## Data supplied
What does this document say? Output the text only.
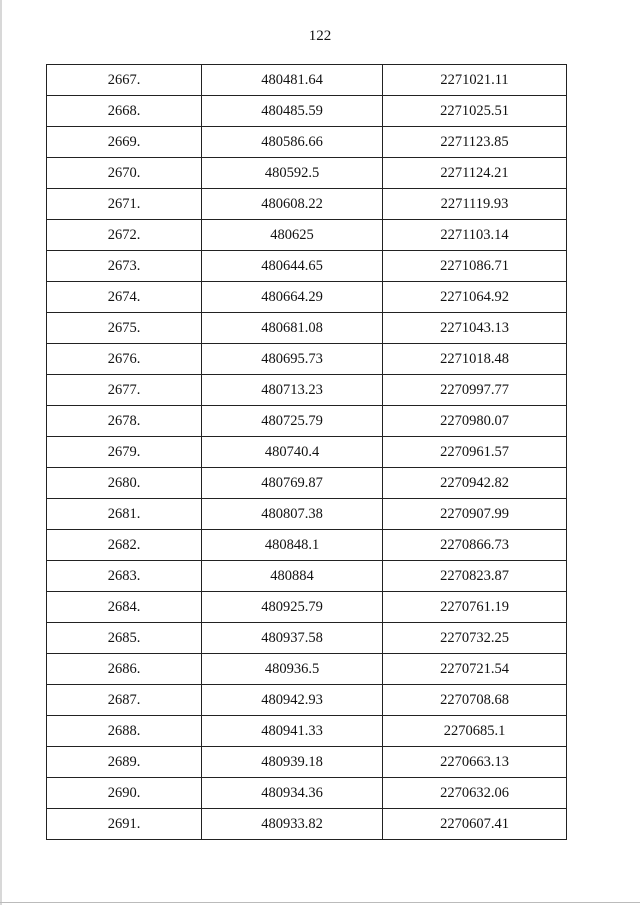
122
2667.	480481.64	2271021.11
2668.	480485.59	2271025.51
2669.	480586.66	2271123.85
2670.	480592.5	2271124.21
2671.	480608.22	2271119.93
2672.	480625	2271103.14
2673.	480644.65	2271086.71
2674.	480664.29	2271064.92
2675.	480681.08	2271043.13
2676.	480695.73	2271018.48
2677.	480713.23	2270997.77
2678.	480725.79	2270980.07
2679.	480740.4	2270961.57
2680.	480769.87	2270942.82
2681.	480807.38	2270907.99
2682.	480848.1	2270866.73
2683.	480884	2270823.87
2684.	480925.79	2270761.19
2685.	480937.58	2270732.25
2686.	480936.5	2270721.54
2687.	480942.93	2270708.68
2688.	480941.33	2270685.1
2689.	480939.18	2270663.13
2690.	480934.36	2270632.06
2691.	480933.82	2270607.41
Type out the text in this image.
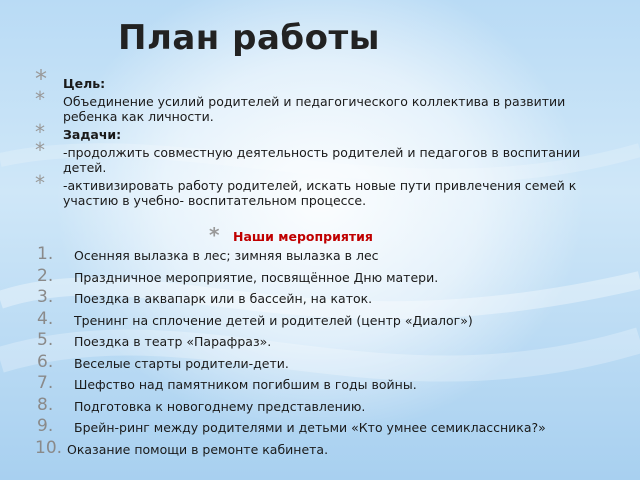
План работы
* Цель:
* Объединение усилий родителей и педагогического коллектива в развитии ребенка как личности.
* Задачи:
* -продолжить совместную деятельность родителей и педагогов в воспитании детей.
* -активизировать работу родителей, искать новые пути привлечения семей к участию в учебно- воспитательном процессе.
* Наши мероприятия
1. Осенняя вылазка в лес; зимняя вылазка в лес
2. Праздничное мероприятие, посвящённое Дню матери.
3. Поездка в аквапарк или в бассейн, на каток.
4. Тренинг на сплочение детей и родителей (центр «Диалог»)
5. Поездка в театр «Парафраз».
6. Веселые старты родители-дети.
7. Шефство над памятником погибшим в годы войны.
8. Подготовка к новогоднему представлению.
9. Брейн-ринг между родителями и детьми «Кто умнее семиклассника?»
10. Оказание помощи в ремонте кабинета.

## Exercise task
Above are the records. Copy exactly, and only, the lines from the line containing "Type out the text in this image." through the last one, omitting any pictures.

## Worked answer
Type out the text in this image.
План работы
* Цель:
* Объединение усилий родителей и педагогического коллектива в развитии ребенка как личности.
* Задачи:
* -продолжить совместную деятельность родителей и педагогов в воспитании детей.
* -активизировать работу родителей, искать новые пути привлечения семей к участию в учебно- воспитательном процессе.
* Наши мероприятия
1. Осенняя вылазка в лес; зимняя вылазка в лес
2. Праздничное мероприятие, посвящённое Дню матери.
3. Поездка в аквапарк или в бассейн, на каток.
4. Тренинг на сплочение детей и родителей (центр «Диалог»)
5. Поездка в театр «Парафраз».
6. Веселые старты родители-дети.
7. Шефство над памятником погибшим в годы войны.
8. Подготовка к новогоднему представлению.
9. Брейн-ринг между родителями и детьми «Кто умнее семиклассника?»
10. Оказание помощи в ремонте кабинета.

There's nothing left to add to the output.